▸ WHAT YOU WILL DO: Leave out the pictures and repeat every record exactly.
==== RECORDS FOR THE EXERCISE ====
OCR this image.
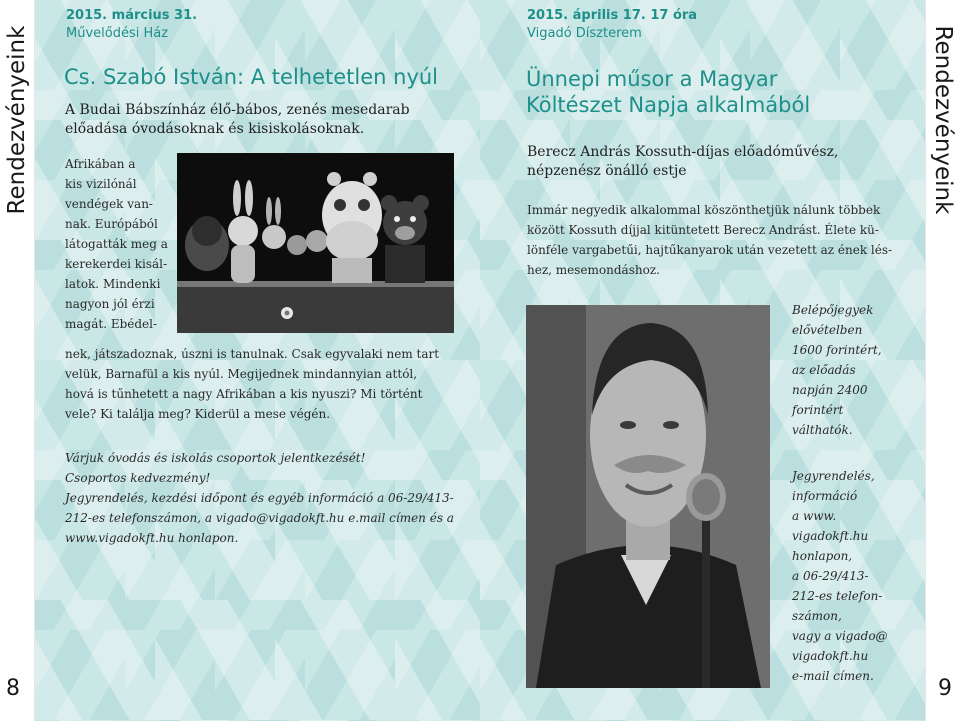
Rendezvényeink
8
2015. március 31.
Művelődési Ház
Cs. Szabó István: A telhetetlen nyúl
A Budai Bábszínház élő-bábos, zenés mesedarab
előadása óvodásoknak és kisiskolásoknak.
Afrikában a
kis vizilónál
vendégek van-
nak. Európából
látogatták meg a
kerekerdei kisál-
latok. Mindenki
nagyon jól érzi
magát. Ebédel-
nek, játszadoznak, úszni is tanulnak. Csak egyvalaki nem tart
velük, Barnafül a kis nyúl. Megijednek mindannyian attól,
hová is tűnhetett a nagy Afrikában a kis nyuszi? Mi történt
vele? Ki találja meg? Kiderül a mese végén.
Várjuk óvodás és iskolás csoportok jelentkezését!
Csoportos kedvezmény!
Jegyrendelés, kezdési időpont és egyéb információ a 06-29/413-
212-es telefonszámon, a vigado@vigadokft.hu e.mail címen és a
www.vigadokft.hu honlapon.
Rendezvényeink
9
2015. április 17. 17 óra
Vigadó Díszterem
Ünnepi műsor a Magyar
Költészet Napja alkalmából
Berecz András Kossuth-díjas előadóművész,
népzenész önálló estje
Immár negyedik alkalommal köszönthetjük nálunk többek
között Kossuth díjjal kitüntetett Berecz Andrást. Élete kü-
lönféle vargabetűi, hajtűkanyarok után vezetett az ének lés-
hez, mesemondáshoz.
Belépőjegyek
elővételben
1600 forintért,
az előadás
napján 2400
forintért
válthatók.
Jegyrendelés,
információ
a www.
vigadokft.hu
honlapon,
a 06-29/413-
212-es telefon-
számon,
vagy a vigado@
vigadokft.hu
e-mail címen.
====
▸ ANSWER IN FULL:
OCR this image.
Rendezvényeink
8
2015. március 31.
Művelődési Ház
Cs. Szabó István: A telhetetlen nyúl
A Budai Bábszínház élő-bábos, zenés mesedarab
előadása óvodásoknak és kisiskolásoknak.
Afrikában a
kis vizilónál
vendégek van-
nak. Európából
látogatták meg a
kerekerdei kisál-
latok. Mindenki
nagyon jól érzi
magát. Ebédel-
nek, játszadoznak, úszni is tanulnak. Csak egyvalaki nem tart
velük, Barnafül a kis nyúl. Megijednek mindannyian attól,
hová is tűnhetett a nagy Afrikában a kis nyuszi? Mi történt
vele? Ki találja meg? Kiderül a mese végén.
Várjuk óvodás és iskolás csoportok jelentkezését!
Csoportos kedvezmény!
Jegyrendelés, kezdési időpont és egyéb információ a 06-29/413-
212-es telefonszámon, a vigado@vigadokft.hu e.mail címen és a
www.vigadokft.hu honlapon.
Rendezvényeink
9
2015. április 17. 17 óra
Vigadó Díszterem
Ünnepi műsor a Magyar
Költészet Napja alkalmából
Berecz András Kossuth-díjas előadóművész,
népzenész önálló estje
Immár negyedik alkalommal köszönthetjük nálunk többek
között Kossuth díjjal kitüntetett Berecz Andrást. Élete kü-
lönféle vargabetűi, hajtűkanyarok után vezetett az ének lés-
hez, mesemondáshoz.
Belépőjegyek
elővételben
1600 forintért,
az előadás
napján 2400
forintért
válthatók.
Jegyrendelés,
információ
a www.
vigadokft.hu
honlapon,
a 06-29/413-
212-es telefon-
számon,
vagy a vigado@
vigadokft.hu
e-mail címen.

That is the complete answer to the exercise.